» WHAT NEEDS TO BE DONE: Copy, from the entries below, each line where the word "阿凡提的机智旅行" can be found.

» EXTRACTED RECORDS:
────
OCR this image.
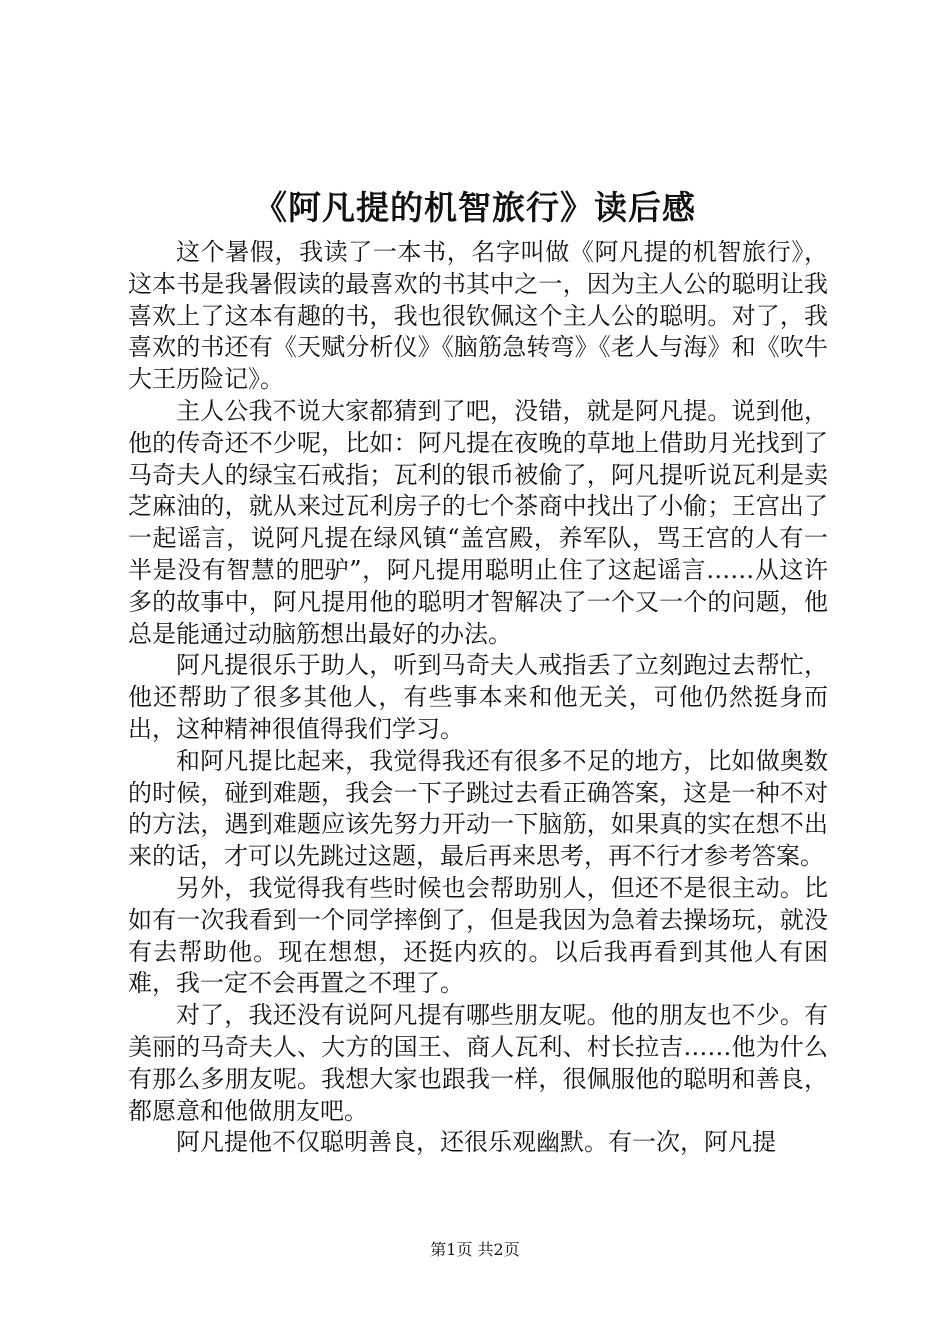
《阿凡提的机智旅行》读后感

这个暑假，我读了一本书，名字叫做《阿凡提的机智旅行》，这本书是我暑假读的最喜欢的书其中之一，因为主人公的聪明让我喜欢上了这本有趣的书，我也很钦佩这个主人公的聪明。对了，我喜欢的书还有《天赋分析仪》《脑筋急转弯》《老人与海》和《吹牛大王历险记》。

主人公我不说大家都猜到了吧，没错，就是阿凡提。说到他，他的传奇还不少呢，比如：阿凡提在夜晚的草地上借助月光找到了马奇夫人的绿宝石戒指；瓦利的银币被偷了，阿凡提听说瓦利是卖芝麻油的，就从来过瓦利房子的七个茶商中找出了小偷；王宫出了一起谣言，说阿凡提在绿风镇“盖宫殿，养军队，骂王宫的人有一半是没有智慧的肥驴”，阿凡提用聪明止住了这起谣言……从这许多的故事中，阿凡提用他的聪明才智解决了一个又一个的问题，他总是能通过动脑筋想出最好的办法。

阿凡提很乐于助人，听到马奇夫人戒指丢了立刻跑过去帮忙，他还帮助了很多其他人，有些事本来和他无关，可他仍然挺身而出，这种精神很值得我们学习。

和阿凡提比起来，我觉得我还有很多不足的地方，比如做奥数的时候，碰到难题，我会一下子跳过去看正确答案，这是一种不对的方法，遇到难题应该先努力开动一下脑筋，如果真的实在想不出来的话，才可以先跳过这题，最后再来思考，再不行才参考答案。

另外，我觉得我有些时候也会帮助别人，但还不是很主动。比如有一次我看到一个同学摔倒了，但是我因为急着去操场玩，就没有去帮助他。现在想想，还挺内疚的。以后我再看到其他人有困难，我一定不会再置之不理了。

对了，我还没有说阿凡提有哪些朋友呢。他的朋友也不少。有美丽的马奇夫人、大方的国王、商人瓦利、村长拉吉……他为什么有那么多朋友呢。我想大家也跟我一样，很佩服他的聪明和善良，都愿意和他做朋友吧。

阿凡提他不仅聪明善良，还很乐观幽默。有一次，阿凡提

第1页 共2页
────
» RESPONSE:
《阿凡提的机智旅行》读后感
这个暑假，我读了一本书，名字叫做《阿凡提的机智旅行》，这本书是我暑假读的最喜欢的书其中之一，因为主人公的聪明让我喜欢上了这本有趣的书，我也很钦佩这个主人公的聪明。对了，我喜欢的书还有《天赋分析仪》《脑筋急转弯》《老人与海》和《吹牛大王历险记》。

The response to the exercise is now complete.